You are to retype all of the data exactly as it appears.
--- Start of RECORDED DATA ---
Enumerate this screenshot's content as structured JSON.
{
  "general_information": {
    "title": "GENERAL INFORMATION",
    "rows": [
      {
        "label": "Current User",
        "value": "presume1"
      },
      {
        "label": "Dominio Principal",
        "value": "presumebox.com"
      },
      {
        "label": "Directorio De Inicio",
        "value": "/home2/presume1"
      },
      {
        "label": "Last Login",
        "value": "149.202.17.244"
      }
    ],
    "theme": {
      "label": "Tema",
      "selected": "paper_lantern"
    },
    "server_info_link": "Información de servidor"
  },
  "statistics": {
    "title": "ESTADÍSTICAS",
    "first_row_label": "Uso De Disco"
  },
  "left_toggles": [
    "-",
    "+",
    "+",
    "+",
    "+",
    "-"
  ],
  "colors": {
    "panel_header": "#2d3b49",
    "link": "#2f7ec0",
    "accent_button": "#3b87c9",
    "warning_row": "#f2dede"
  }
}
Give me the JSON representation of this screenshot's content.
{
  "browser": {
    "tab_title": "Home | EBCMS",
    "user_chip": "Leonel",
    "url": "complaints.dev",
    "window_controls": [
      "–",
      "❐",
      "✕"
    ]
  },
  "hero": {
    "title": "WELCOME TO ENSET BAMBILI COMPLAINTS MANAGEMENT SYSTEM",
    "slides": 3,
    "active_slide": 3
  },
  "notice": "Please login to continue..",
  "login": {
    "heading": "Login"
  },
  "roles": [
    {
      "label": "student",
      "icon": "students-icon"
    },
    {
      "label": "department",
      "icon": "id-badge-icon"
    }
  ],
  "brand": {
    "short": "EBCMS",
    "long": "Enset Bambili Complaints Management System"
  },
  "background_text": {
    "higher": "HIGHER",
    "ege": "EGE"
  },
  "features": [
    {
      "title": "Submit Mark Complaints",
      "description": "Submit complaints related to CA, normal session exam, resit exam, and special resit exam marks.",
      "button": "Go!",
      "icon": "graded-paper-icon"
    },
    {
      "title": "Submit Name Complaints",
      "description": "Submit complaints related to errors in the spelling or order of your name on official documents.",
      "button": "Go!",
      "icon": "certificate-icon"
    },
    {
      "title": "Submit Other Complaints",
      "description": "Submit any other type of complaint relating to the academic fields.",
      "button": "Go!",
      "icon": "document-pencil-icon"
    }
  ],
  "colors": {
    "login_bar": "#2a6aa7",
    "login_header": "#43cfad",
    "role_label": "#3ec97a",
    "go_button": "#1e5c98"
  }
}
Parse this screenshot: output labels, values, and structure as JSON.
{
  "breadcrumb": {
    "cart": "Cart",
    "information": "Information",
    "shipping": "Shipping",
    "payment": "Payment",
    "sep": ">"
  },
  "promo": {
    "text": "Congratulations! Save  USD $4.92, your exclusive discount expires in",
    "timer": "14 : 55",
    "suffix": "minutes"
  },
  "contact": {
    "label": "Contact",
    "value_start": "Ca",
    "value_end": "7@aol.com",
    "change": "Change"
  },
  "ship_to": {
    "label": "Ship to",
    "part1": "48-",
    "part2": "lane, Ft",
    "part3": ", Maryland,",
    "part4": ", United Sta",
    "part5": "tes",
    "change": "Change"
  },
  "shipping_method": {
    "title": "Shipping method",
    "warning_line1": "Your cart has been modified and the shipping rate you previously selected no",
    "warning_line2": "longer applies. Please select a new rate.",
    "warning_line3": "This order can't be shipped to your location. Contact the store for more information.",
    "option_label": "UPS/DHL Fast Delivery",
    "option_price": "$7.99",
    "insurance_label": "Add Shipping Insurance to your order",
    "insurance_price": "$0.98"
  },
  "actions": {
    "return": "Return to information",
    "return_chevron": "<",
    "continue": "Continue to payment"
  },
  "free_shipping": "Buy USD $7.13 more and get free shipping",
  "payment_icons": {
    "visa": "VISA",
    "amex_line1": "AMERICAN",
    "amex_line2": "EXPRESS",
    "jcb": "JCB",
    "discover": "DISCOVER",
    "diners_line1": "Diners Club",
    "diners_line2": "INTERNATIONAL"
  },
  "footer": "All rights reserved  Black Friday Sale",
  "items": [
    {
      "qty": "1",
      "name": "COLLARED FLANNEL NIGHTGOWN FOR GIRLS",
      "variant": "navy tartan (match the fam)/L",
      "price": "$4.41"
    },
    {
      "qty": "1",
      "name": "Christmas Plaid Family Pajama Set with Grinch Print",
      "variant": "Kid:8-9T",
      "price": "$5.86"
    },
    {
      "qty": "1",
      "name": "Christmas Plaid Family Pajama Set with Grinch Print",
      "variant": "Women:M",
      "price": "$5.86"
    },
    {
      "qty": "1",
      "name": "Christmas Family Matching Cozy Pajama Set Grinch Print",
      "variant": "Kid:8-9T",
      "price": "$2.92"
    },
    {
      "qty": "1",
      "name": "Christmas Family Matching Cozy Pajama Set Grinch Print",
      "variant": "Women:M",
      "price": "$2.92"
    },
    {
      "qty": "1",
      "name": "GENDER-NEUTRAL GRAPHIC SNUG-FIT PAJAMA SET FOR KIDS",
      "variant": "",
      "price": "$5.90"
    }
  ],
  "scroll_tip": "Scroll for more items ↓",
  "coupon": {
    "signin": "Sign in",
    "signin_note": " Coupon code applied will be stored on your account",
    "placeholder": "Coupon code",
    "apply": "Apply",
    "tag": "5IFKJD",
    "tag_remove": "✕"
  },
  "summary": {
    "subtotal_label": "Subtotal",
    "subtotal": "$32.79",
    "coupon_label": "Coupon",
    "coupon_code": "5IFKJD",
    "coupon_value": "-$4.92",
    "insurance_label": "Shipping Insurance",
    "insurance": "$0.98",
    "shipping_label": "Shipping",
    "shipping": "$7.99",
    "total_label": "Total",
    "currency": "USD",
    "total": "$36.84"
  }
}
--- End of RECORDED DATA ---
RESPONSE →
Enumerate this screenshot's content as structured JSON.
{
  "general_information": {
    "title": "GENERAL INFORMATION",
    "rows": [
      {
        "label": "Current User",
        "value": "presume1"
      },
      {
        "label": "Dominio Principal",
        "value": "presumebox.com"
      },
      {
        "label": "Directorio De Inicio",
        "value": "/home2/presume1"
      },
      {
        "label": "Last Login",
        "value": "149.202.17.244"
      }
    ],
    "theme": {
      "label": "Tema",
      "selected": "paper_lantern"
    },
    "server_info_link": "Información de servidor"
  },
  "statistics": {
    "title": "ESTADÍSTICAS",
    "first_row_label": "Uso De Disco"
  },
  "left_toggles": [
    "-",
    "+",
    "+",
    "+",
    "+",
    "-"
  ],
  "colors": {
    "panel_header": "#2d3b49",
    "link": "#2f7ec0",
    "accent_button": "#3b87c9",
    "warning_row": "#f2dede"
  }
}
Give me the JSON representation of this screenshot's content.
{
  "browser": {
    "tab_title": "Home | EBCMS",
    "user_chip": "Leonel",
    "url": "complaints.dev",
    "window_controls": [
      "–",
      "❐",
      "✕"
    ]
  },
  "hero": {
    "title": "WELCOME TO ENSET BAMBILI COMPLAINTS MANAGEMENT SYSTEM",
    "slides": 3,
    "active_slide": 3
  },
  "notice": "Please login to continue..",
  "login": {
    "heading": "Login"
  },
  "roles": [
    {
      "label": "student",
      "icon": "students-icon"
    },
    {
      "label": "department",
      "icon": "id-badge-icon"
    }
  ],
  "brand": {
    "short": "EBCMS",
    "long": "Enset Bambili Complaints Management System"
  },
  "background_text": {
    "higher": "HIGHER",
    "ege": "EGE"
  },
  "features": [
    {
      "title": "Submit Mark Complaints",
      "description": "Submit complaints related to CA, normal session exam, resit exam, and special resit exam marks.",
      "button": "Go!",
      "icon": "graded-paper-icon"
    },
    {
      "title": "Submit Name Complaints",
      "description": "Submit complaints related to errors in the spelling or order of your name on official documents.",
      "button": "Go!",
      "icon": "certificate-icon"
    },
    {
      "title": "Submit Other Complaints",
      "description": "Submit any other type of complaint relating to the academic fields.",
      "button": "Go!",
      "icon": "document-pencil-icon"
    }
  ],
  "colors": {
    "login_bar": "#2a6aa7",
    "login_header": "#43cfad",
    "role_label": "#3ec97a",
    "go_button": "#1e5c98"
  }
}
Parse this screenshot: output labels, values, and structure as JSON.
{
  "breadcrumb": {
    "cart": "Cart",
    "information": "Information",
    "shipping": "Shipping",
    "payment": "Payment",
    "sep": ">"
  },
  "promo": {
    "text": "Congratulations! Save  USD $4.92, your exclusive discount expires in",
    "timer": "14 : 55",
    "suffix": "minutes"
  },
  "contact": {
    "label": "Contact",
    "value_start": "Ca",
    "value_end": "7@aol.com",
    "change": "Change"
  },
  "ship_to": {
    "label": "Ship to",
    "part1": "48-",
    "part2": "lane, Ft",
    "part3": ", Maryland,",
    "part4": ", United Sta",
    "part5": "tes",
    "change": "Change"
  },
  "shipping_method": {
    "title": "Shipping method",
    "warning_line1": "Your cart has been modified and the shipping rate you previously selected no",
    "warning_line2": "longer applies. Please select a new rate.",
    "warning_line3": "This order can't be shipped to your location. Contact the store for more information.",
    "option_label": "UPS/DHL Fast Delivery",
    "option_price": "$7.99",
    "insurance_label": "Add Shipping Insurance to your order",
    "insurance_price": "$0.98"
  },
  "actions": {
    "return": "Return to information",
    "return_chevron": "<",
    "continue": "Continue to payment"
  },
  "free_shipping": "Buy USD $7.13 more and get free shipping",
  "payment_icons": {
    "visa": "VISA",
    "amex_line1": "AMERICAN",
    "amex_line2": "EXPRESS",
    "jcb": "JCB",
    "discover": "DISCOVER",
    "diners_line1": "Diners Club",
    "diners_line2": "INTERNATIONAL"
  },
  "footer": "All rights reserved  Black Friday Sale",
  "items": [
    {
      "qty": "1",
      "name": "COLLARED FLANNEL NIGHTGOWN FOR GIRLS",
      "variant": "navy tartan (match the fam)/L",
      "price": "$4.41"
    },
    {
      "qty": "1",
      "name": "Christmas Plaid Family Pajama Set with Grinch Print",
      "variant": "Kid:8-9T",
      "price": "$5.86"
    },
    {
      "qty": "1",
      "name": "Christmas Plaid Family Pajama Set with Grinch Print",
      "variant": "Women:M",
      "price": "$5.86"
    },
    {
      "qty": "1",
      "name": "Christmas Family Matching Cozy Pajama Set Grinch Print",
      "variant": "Kid:8-9T",
      "price": "$2.92"
    },
    {
      "qty": "1",
      "name": "Christmas Family Matching Cozy Pajama Set Grinch Print",
      "variant": "Women:M",
      "price": "$2.92"
    },
    {
      "qty": "1",
      "name": "GENDER-NEUTRAL GRAPHIC SNUG-FIT PAJAMA SET FOR KIDS",
      "variant": "",
      "price": "$5.90"
    }
  ],
  "scroll_tip": "Scroll for more items ↓",
  "coupon": {
    "signin": "Sign in",
    "signin_note": " Coupon code applied will be stored on your account",
    "placeholder": "Coupon code",
    "apply": "Apply",
    "tag": "5IFKJD",
    "tag_remove": "✕"
  },
  "summary": {
    "subtotal_label": "Subtotal",
    "subtotal": "$32.79",
    "coupon_label": "Coupon",
    "coupon_code": "5IFKJD",
    "coupon_value": "-$4.92",
    "insurance_label": "Shipping Insurance",
    "insurance": "$0.98",
    "shipping_label": "Shipping",
    "shipping": "$7.99",
    "total_label": "Total",
    "currency": "USD",
    "total": "$36.84"
  }
}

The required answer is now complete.